Instructions for the task:
From the listing that follows, output everything exactly except the pictures.

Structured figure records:
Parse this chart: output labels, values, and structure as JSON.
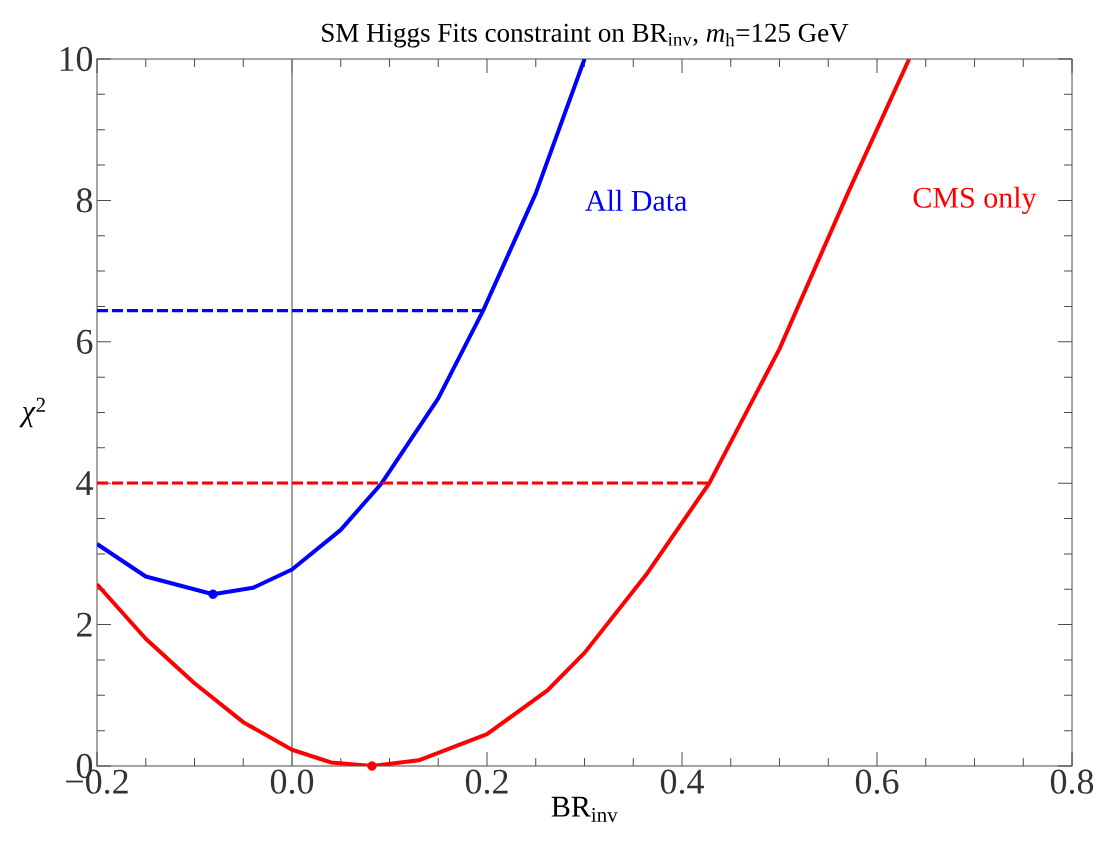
{
  "chart_data": {
    "type": "line",
    "title": "SM Higgs Fits constraint on BR$_{inv}$, *m*$_{h}$=125 GeV",
    "xlabel": "BR$_{inv}$",
    "ylabel": "*χ*$^{2}$",
    "xlim": [
      -0.2,
      0.8
    ],
    "ylim": [
      0,
      10
    ],
    "xticks": [
      {
        "value": -0.2,
        "label": "−0.2"
      },
      {
        "value": 0,
        "label": "0.0"
      },
      0.2,
      0.4,
      0.6,
      0.8
    ],
    "yticks": [
      0,
      2,
      4,
      6,
      8,
      10
    ],
    "series": [
      {
        "name": "All Data",
        "color": "#0000ff",
        "x": [
          -0.2,
          -0.15,
          -0.081,
          -0.04,
          0,
          0.05,
          0.092,
          0.15,
          0.196,
          0.25,
          0.3
        ],
        "values": [
          3.14,
          2.68,
          2.43,
          2.52,
          2.78,
          3.34,
          4.0,
          5.2,
          6.44,
          8.1,
          10.0
        ]
      },
      {
        "name": "CMS only",
        "color": "#ff0000",
        "x": [
          -0.2,
          -0.15,
          -0.1,
          -0.05,
          0,
          0.04,
          0.082,
          0.13,
          0.2,
          0.262,
          0.3,
          0.363,
          0.428,
          0.5,
          0.57,
          0.633
        ],
        "values": [
          2.57,
          1.8,
          1.17,
          0.62,
          0.23,
          0.05,
          0,
          0.08,
          0.45,
          1.07,
          1.6,
          2.7,
          4.0,
          5.9,
          8.1,
          10.0
        ]
      },
      {
        "type": "line",
        "color": "#0000ff",
        "line_style": "dashed",
        "x": [
          -0.2,
          0.196
        ],
        "values": [
          6.44,
          6.44
        ]
      },
      {
        "type": "line",
        "color": "#ff0000",
        "line_style": "dashed",
        "x": [
          -0.2,
          0.428
        ],
        "values": [
          4,
          4
        ]
      },
      {
        "type": "scatter",
        "color": "#0000ff",
        "marker": "circle",
        "x": [
          -0.081
        ],
        "values": [
          2.43
        ]
      },
      {
        "type": "scatter",
        "color": "#ff0000",
        "marker": "circle",
        "x": [
          0.082
        ],
        "values": [
          0
        ]
      }
    ],
    "ref_lines": [
      {
        "axis": "x",
        "value": 0,
        "color": "#808080"
      }
    ]
  }
}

Completed exercise:
Parse this chart: output labels, values, and structure as JSON.
{
  "chart_data": {
    "type": "line",
    "title": "SM Higgs Fits constraint on BR$_{inv}$, *m*$_{h}$=125 GeV",
    "xlabel": "BR$_{inv}$",
    "ylabel": "*χ*$^{2}$",
    "xlim": [
      -0.2,
      0.8
    ],
    "ylim": [
      0,
      10
    ],
    "xticks": [
      {
        "value": -0.2,
        "label": "−0.2"
      },
      {
        "value": 0,
        "label": "0.0"
      },
      0.2,
      0.4,
      0.6,
      0.8
    ],
    "yticks": [
      0,
      2,
      4,
      6,
      8,
      10
    ],
    "series": [
      {
        "name": "All Data",
        "color": "#0000ff",
        "x": [
          -0.2,
          -0.15,
          -0.081,
          -0.04,
          0,
          0.05,
          0.092,
          0.15,
          0.196,
          0.25,
          0.3
        ],
        "values": [
          3.14,
          2.68,
          2.43,
          2.52,
          2.78,
          3.34,
          4.0,
          5.2,
          6.44,
          8.1,
          10.0
        ]
      },
      {
        "name": "CMS only",
        "color": "#ff0000",
        "x": [
          -0.2,
          -0.15,
          -0.1,
          -0.05,
          0,
          0.04,
          0.082,
          0.13,
          0.2,
          0.262,
          0.3,
          0.363,
          0.428,
          0.5,
          0.57,
          0.633
        ],
        "values": [
          2.57,
          1.8,
          1.17,
          0.62,
          0.23,
          0.05,
          0,
          0.08,
          0.45,
          1.07,
          1.6,
          2.7,
          4.0,
          5.9,
          8.1,
          10.0
        ]
      },
      {
        "type": "line",
        "color": "#0000ff",
        "line_style": "dashed",
        "x": [
          -0.2,
          0.196
        ],
        "values": [
          6.44,
          6.44
        ]
      },
      {
        "type": "line",
        "color": "#ff0000",
        "line_style": "dashed",
        "x": [
          -0.2,
          0.428
        ],
        "values": [
          4,
          4
        ]
      },
      {
        "type": "scatter",
        "color": "#0000ff",
        "marker": "circle",
        "x": [
          -0.081
        ],
        "values": [
          2.43
        ]
      },
      {
        "type": "scatter",
        "color": "#ff0000",
        "marker": "circle",
        "x": [
          0.082
        ],
        "values": [
          0
        ]
      }
    ],
    "ref_lines": [
      {
        "axis": "x",
        "value": 0,
        "color": "#808080"
      }
    ]
  }
}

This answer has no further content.